__Required work__.
Give the stretch from the start of the entries through the line containing "The second light modulation" as a two-column CSV headed description and locations. Use one row per entry, holding its text and its answer, each in a single quoted field with line breaks replaced by spaces.

══ Data in this exercise

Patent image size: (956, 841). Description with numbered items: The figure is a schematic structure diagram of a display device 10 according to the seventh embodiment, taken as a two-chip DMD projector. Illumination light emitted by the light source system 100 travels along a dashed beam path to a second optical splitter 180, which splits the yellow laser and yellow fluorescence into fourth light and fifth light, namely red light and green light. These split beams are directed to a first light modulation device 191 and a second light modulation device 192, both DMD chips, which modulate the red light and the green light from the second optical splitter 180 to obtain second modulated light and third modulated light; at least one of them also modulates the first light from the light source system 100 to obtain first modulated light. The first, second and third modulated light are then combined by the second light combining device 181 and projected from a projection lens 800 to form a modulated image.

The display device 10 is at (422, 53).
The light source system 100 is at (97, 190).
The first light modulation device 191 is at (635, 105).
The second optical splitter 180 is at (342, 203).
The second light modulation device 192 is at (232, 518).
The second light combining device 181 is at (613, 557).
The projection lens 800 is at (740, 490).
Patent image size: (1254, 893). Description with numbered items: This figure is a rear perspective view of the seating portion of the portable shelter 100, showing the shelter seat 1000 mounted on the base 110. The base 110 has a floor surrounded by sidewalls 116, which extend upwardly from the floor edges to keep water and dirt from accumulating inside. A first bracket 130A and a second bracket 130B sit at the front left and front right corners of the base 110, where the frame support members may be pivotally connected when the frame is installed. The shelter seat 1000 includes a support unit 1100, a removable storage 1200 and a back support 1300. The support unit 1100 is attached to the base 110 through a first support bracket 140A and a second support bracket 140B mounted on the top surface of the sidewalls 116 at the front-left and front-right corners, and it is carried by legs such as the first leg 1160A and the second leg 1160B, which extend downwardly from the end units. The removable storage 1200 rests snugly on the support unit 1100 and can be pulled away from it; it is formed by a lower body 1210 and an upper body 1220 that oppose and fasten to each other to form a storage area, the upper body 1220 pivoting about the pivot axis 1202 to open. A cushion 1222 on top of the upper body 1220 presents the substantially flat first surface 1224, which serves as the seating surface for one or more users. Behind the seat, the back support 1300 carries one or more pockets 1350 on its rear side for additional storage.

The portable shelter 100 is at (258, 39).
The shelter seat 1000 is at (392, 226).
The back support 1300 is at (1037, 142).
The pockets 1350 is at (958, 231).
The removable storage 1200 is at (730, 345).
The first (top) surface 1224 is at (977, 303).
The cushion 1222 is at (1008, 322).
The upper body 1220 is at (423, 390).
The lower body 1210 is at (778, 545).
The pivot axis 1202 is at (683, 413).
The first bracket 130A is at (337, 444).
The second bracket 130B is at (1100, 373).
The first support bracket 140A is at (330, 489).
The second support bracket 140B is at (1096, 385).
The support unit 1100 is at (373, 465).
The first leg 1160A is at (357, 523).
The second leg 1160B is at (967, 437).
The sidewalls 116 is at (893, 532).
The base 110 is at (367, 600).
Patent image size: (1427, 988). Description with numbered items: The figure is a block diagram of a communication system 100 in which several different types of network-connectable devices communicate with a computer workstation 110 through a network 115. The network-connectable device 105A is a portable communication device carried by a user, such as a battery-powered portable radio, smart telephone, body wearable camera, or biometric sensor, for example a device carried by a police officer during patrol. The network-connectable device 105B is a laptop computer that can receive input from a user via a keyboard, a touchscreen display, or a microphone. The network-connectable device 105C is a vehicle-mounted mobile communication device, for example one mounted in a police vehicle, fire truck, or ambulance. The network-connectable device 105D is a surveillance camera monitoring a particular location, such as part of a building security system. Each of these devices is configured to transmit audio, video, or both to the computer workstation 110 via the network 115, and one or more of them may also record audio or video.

════

__Result__.
description,locations
"Patent image size: (956, 841). Description with numbered items: The figure is a schematic structure diagram of a display device 10 according to the seventh embodiment, taken as a two-chip DMD projector. Illumination light emitted by the light source system 100 travels along a dashed beam path to a second optical splitter 180, which splits the yellow laser and yellow fluorescence into fourth light and fifth light, namely red light and green light. These split beams are directed to a first light modulation device 191 and a second light modulation device 192, both DMD chips, which modulate the red light and the green light from the second optical splitter 180 to obtain second modulated light and third modulated light; at least one of them also modulates the first light from the light source system 100 to obtain first modulated light. The first, second and third modulated light are then combined by the second light combining device 181 and projected from a projection lens 800 to form a modulated image.","The display device 10 is at (422, 53). The light source system 100 is at (97, 190). The first light modulation device 191 is at (635, 105). The second optical splitter 180 is at (342, 203). The second light modulation device 192 is at (232, 518)."